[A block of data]
========================================

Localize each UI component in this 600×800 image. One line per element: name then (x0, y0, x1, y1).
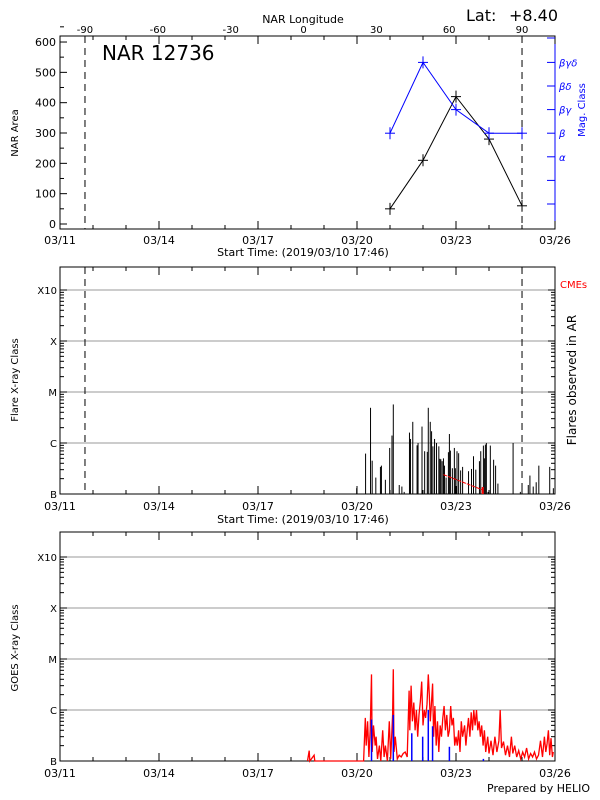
panel2-x-tick-label: 03/23 (440, 500, 472, 513)
panel3-y-tick-label: C (50, 706, 57, 717)
panel3-ylabel: GOES X-ray Class (10, 604, 21, 691)
panel2-ylabel: Flare X-ray Class (10, 338, 21, 422)
panel1-x-tick-label: 03/11 (44, 234, 76, 247)
panel1-top-tick-label: -30 (222, 25, 238, 36)
cme-legend: CMEs (560, 280, 587, 291)
panel1-x-tick-label: 03/17 (242, 234, 274, 247)
panel1-top-tick-label: 90 (516, 25, 529, 36)
panel3-y-tick-label: B (50, 757, 57, 768)
panel3-x-tick-label: 03/23 (440, 767, 472, 780)
panel3-x-tick-label: 03/14 (143, 767, 175, 780)
panel2-x-tick-label: 03/11 (44, 500, 76, 513)
goes-primary-flux-line (306, 669, 554, 763)
panel2-y2label: Flares observed in AR (565, 315, 579, 445)
panel1-xlabel: Start Time: (2019/03/10 17:46) (217, 246, 389, 259)
region-title: NAR 12736 (102, 41, 215, 65)
panel2-x-tick-label: 03/17 (242, 500, 274, 513)
panel2-y-tick-label: M (48, 388, 57, 399)
credit-label: Prepared by HELIO (487, 782, 590, 795)
panel1-y2-tick-label: β (558, 129, 566, 140)
panel1-y-tick-label: 600 (35, 36, 56, 49)
panel2-y-tick-label: X (50, 337, 57, 348)
panel2-x-tick-label: 03/20 (341, 500, 373, 513)
panel3-frame (59, 531, 556, 762)
lat-label: Lat: (466, 6, 496, 25)
panel2-x-tick-label: 03/14 (143, 500, 175, 513)
panel2-y-tick-label: B (50, 490, 57, 501)
panel2-x-tick-label: 03/26 (539, 500, 571, 513)
panel1-ylabel: NAR Area (10, 109, 21, 156)
panel1-y-tick-label: 0 (49, 218, 56, 231)
panel1-top-tick-label: 60 (443, 25, 456, 36)
panel1-top-tick-label: -90 (77, 25, 93, 36)
top-axis-label: NAR Longitude (262, 13, 344, 26)
panel2-frame (59, 266, 556, 495)
panel1-x-tick-label: 03/26 (539, 234, 571, 247)
panel1-x-tick-label: 03/20 (341, 234, 373, 247)
panel1-y2-tick-label: α (559, 153, 566, 164)
panel3-x-tick-label: 03/20 (341, 767, 373, 780)
panel1-top-tick-label: 30 (370, 25, 383, 36)
panel1-y2-tick-label: βγ (558, 106, 572, 117)
panel1-y2-tick-label: βγδ (558, 58, 577, 69)
panel3-y-tick-label: M (48, 655, 57, 666)
panel2-y-tick-label: X10 (37, 286, 57, 297)
panel3-x-tick-label: 03/11 (44, 767, 76, 780)
cme-track (443, 474, 483, 491)
panel1-top-tick-label: 0 (300, 25, 306, 36)
panel1-y2label: Mag. Class (577, 83, 588, 137)
panel1-x-tick-label: 03/23 (440, 234, 472, 247)
chart-marks: 0 100 200 300 400 500 600 -90 -60 -30 0 30 60 90 α β βγ β… (35, 25, 577, 780)
panel1-top-tick-label: -60 (150, 25, 166, 36)
panel1-y2-tick-label: βδ (558, 82, 572, 93)
panel1-y-tick-label: 300 (35, 127, 56, 140)
lat-value: +8.40 (509, 6, 558, 25)
panel1-y-tick-label: 200 (35, 157, 56, 170)
panel3-y-tick-label: X (50, 604, 57, 615)
panel1-y-tick-label: 500 (35, 66, 56, 79)
panel3-y-tick-label: X10 (37, 553, 57, 564)
panel1-x-tick-label: 03/14 (143, 234, 175, 247)
panel2-y-tick-label: C (50, 439, 57, 450)
panel1-y-tick-label: 100 (35, 188, 56, 201)
panel2-xlabel: Start Time: (2019/03/10 17:46) (217, 513, 389, 526)
panel1-y-tick-label: 400 (35, 97, 56, 110)
panel3-x-tick-label: 03/17 (242, 767, 274, 780)
panel3-x-tick-label: 03/26 (539, 767, 571, 780)
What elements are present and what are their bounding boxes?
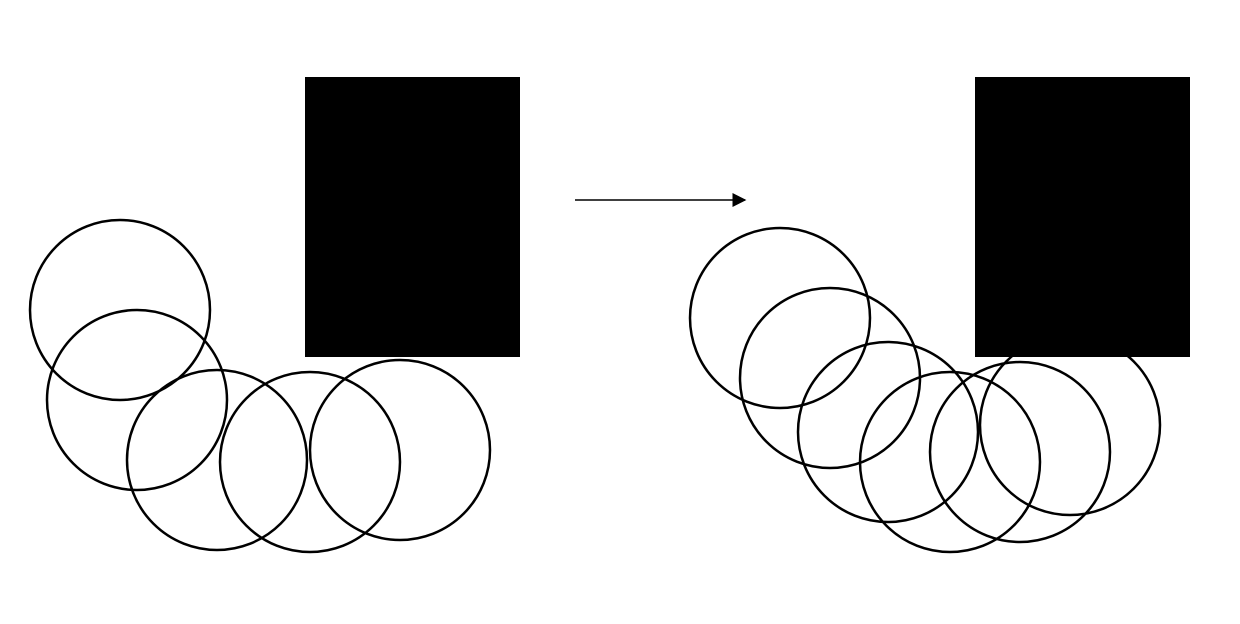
right-circle-5 (980, 335, 1160, 515)
right-circle-0 (690, 228, 870, 408)
left-circle-1 (47, 310, 227, 490)
left-circle-2 (127, 370, 307, 550)
left-circle-0 (30, 220, 210, 400)
right-circle-2 (798, 342, 978, 522)
right-circle-1 (740, 288, 920, 468)
left-rectangle (305, 77, 520, 357)
diagram-canvas (0, 0, 1240, 624)
right-circle-3 (860, 372, 1040, 552)
right-rectangle (975, 77, 1190, 357)
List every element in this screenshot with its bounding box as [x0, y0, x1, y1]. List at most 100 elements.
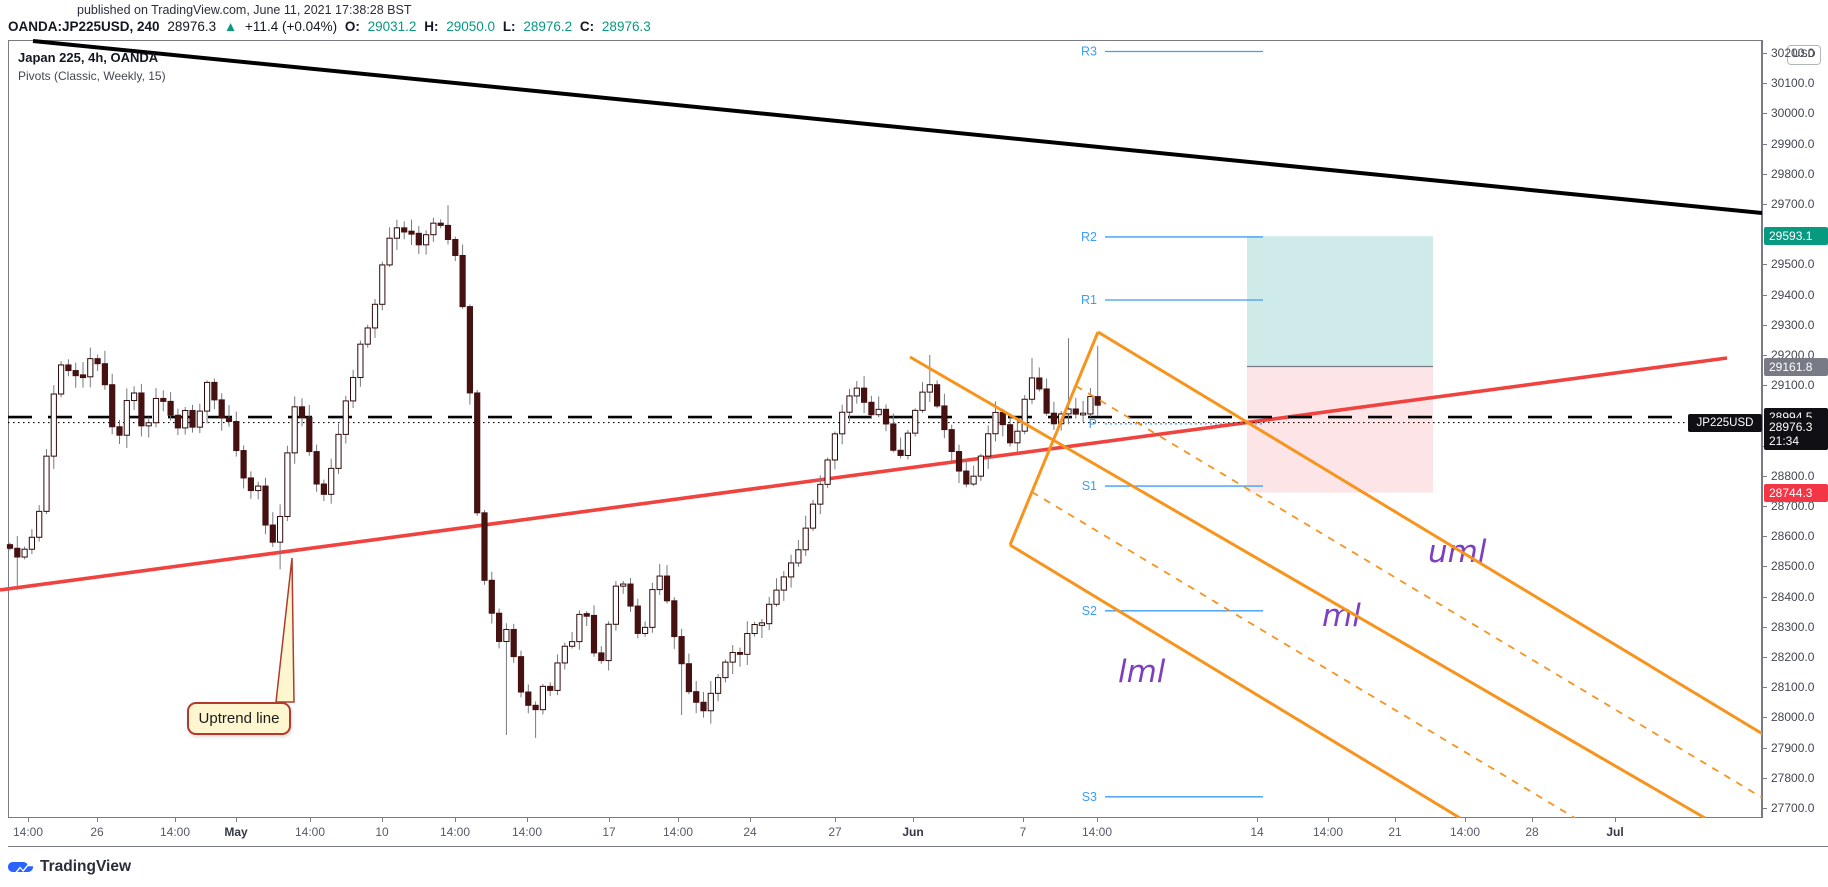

========================================

* Requirements *
Copy the material above line by line, word for word. Leave out the pictures.

* Expected answer *
Localize each UI component in this 600×800 image. One line per element: name then (x0, y0, x1, y1).
panel2-x-tick-label: 03/23 (440, 500, 472, 513)
panel3-y-tick-label: C (50, 706, 57, 717)
panel3-ylabel: GOES X-ray Class (10, 604, 21, 691)
panel2-ylabel: Flare X-ray Class (10, 338, 21, 422)
panel1-x-tick-label: 03/11 (44, 234, 76, 247)
panel1-top-tick-label: -30 (222, 25, 238, 36)
cme-legend: CMEs (560, 280, 587, 291)
panel1-x-tick-label: 03/17 (242, 234, 274, 247)
panel1-top-tick-label: 90 (516, 25, 529, 36)
panel3-y-tick-label: B (50, 757, 57, 768)
panel3-x-tick-label: 03/23 (440, 767, 472, 780)
panel3-x-tick-label: 03/14 (143, 767, 175, 780)
panel2-x-tick-label: 03/11 (44, 500, 76, 513)
goes-primary-flux-line (306, 669, 554, 763)
panel2-y2label: Flares observed in AR (565, 315, 579, 445)
panel1-xlabel: Start Time: (2019/03/10 17:46) (217, 246, 389, 259)
region-title: NAR 12736 (102, 41, 215, 65)
panel2-x-tick-label: 03/17 (242, 500, 274, 513)
panel2-y-tick-label: M (48, 388, 57, 399)
credit-label: Prepared by HELIO (487, 782, 590, 795)
panel1-y2-tick-label: β (558, 129, 566, 140)
panel1-y-tick-label: 600 (35, 36, 56, 49)
panel2-y-tick-label: X (50, 337, 57, 348)
panel2-x-tick-label: 03/20 (341, 500, 373, 513)
panel3-frame (59, 531, 556, 762)
lat-label: Lat: (466, 6, 496, 25)
panel2-x-tick-label: 03/14 (143, 500, 175, 513)
panel2-y-tick-label: B (50, 490, 57, 501)
panel2-x-tick-label: 03/26 (539, 500, 571, 513)
panel1-ylabel: NAR Area (10, 109, 21, 156)
panel1-y-tick-label: 0 (49, 218, 56, 231)
panel1-top-tick-label: 60 (443, 25, 456, 36)
panel1-top-tick-label: -90 (77, 25, 93, 36)
top-axis-label: NAR Longitude (262, 13, 344, 26)
panel2-frame (59, 266, 556, 495)
panel1-x-tick-label: 03/26 (539, 234, 571, 247)
panel1-x-tick-label: 03/20 (341, 234, 373, 247)
panel1-y2-tick-label: α (559, 153, 566, 164)
panel3-x-tick-label: 03/20 (341, 767, 373, 780)
panel1-top-tick-label: 30 (370, 25, 383, 36)
panel1-y2-tick-label: βγ (558, 106, 572, 117)
panel1-y2-tick-label: βγδ (558, 58, 577, 69)
panel3-y-tick-label: M (48, 655, 57, 666)
panel2-y-tick-label: X10 (37, 286, 57, 297)
panel3-x-tick-label: 03/11 (44, 767, 76, 780)
cme-track (443, 474, 483, 491)
panel1-top-tick-label: 0 (300, 25, 306, 36)
panel1-y2label: Mag. Class (577, 83, 588, 137)
panel1-x-tick-label: 03/23 (440, 234, 472, 247)
chart-marks: 0 100 200 300 400 500 600 -90 -60 -30 0 30 60 90 α β βγ β… (35, 25, 577, 780)
panel1-top-tick-label: -60 (150, 25, 166, 36)
panel1-y2-tick-label: βδ (558, 82, 572, 93)
panel1-y-tick-label: 300 (35, 127, 56, 140)
lat-value: +8.40 (509, 6, 558, 25)
panel1-y-tick-label: 200 (35, 157, 56, 170)
panel3-y-tick-label: X (50, 604, 57, 615)
panel1-y-tick-label: 500 (35, 66, 56, 79)
panel3-y-tick-label: X10 (37, 553, 57, 564)
panel1-x-tick-label: 03/14 (143, 234, 175, 247)
panel2-y-tick-label: C (50, 439, 57, 450)
panel1-y-tick-label: 100 (35, 188, 56, 201)
panel2-xlabel: Start Time: (2019/03/10 17:46) (217, 513, 389, 526)
panel1-y-tick-label: 400 (35, 97, 56, 110)
panel3-x-tick-label: 03/17 (242, 767, 274, 780)
panel3-x-tick-label: 03/26 (539, 767, 571, 780)
What elements are present and what are their bounding boxes?
right-circle-5 (980, 335, 1160, 515)
right-circle-0 (690, 228, 870, 408)
left-circle-1 (47, 310, 227, 490)
left-circle-2 (127, 370, 307, 550)
left-circle-0 (30, 220, 210, 400)
right-circle-2 (798, 342, 978, 522)
right-circle-1 (740, 288, 920, 468)
left-rectangle (305, 77, 520, 357)
diagram-canvas (0, 0, 1240, 624)
right-circle-3 (860, 372, 1040, 552)
right-rectangle (975, 77, 1190, 357)
List every element in this screenshot with its bounding box as [x0, y0, x1, y1]. List at most 100 elements.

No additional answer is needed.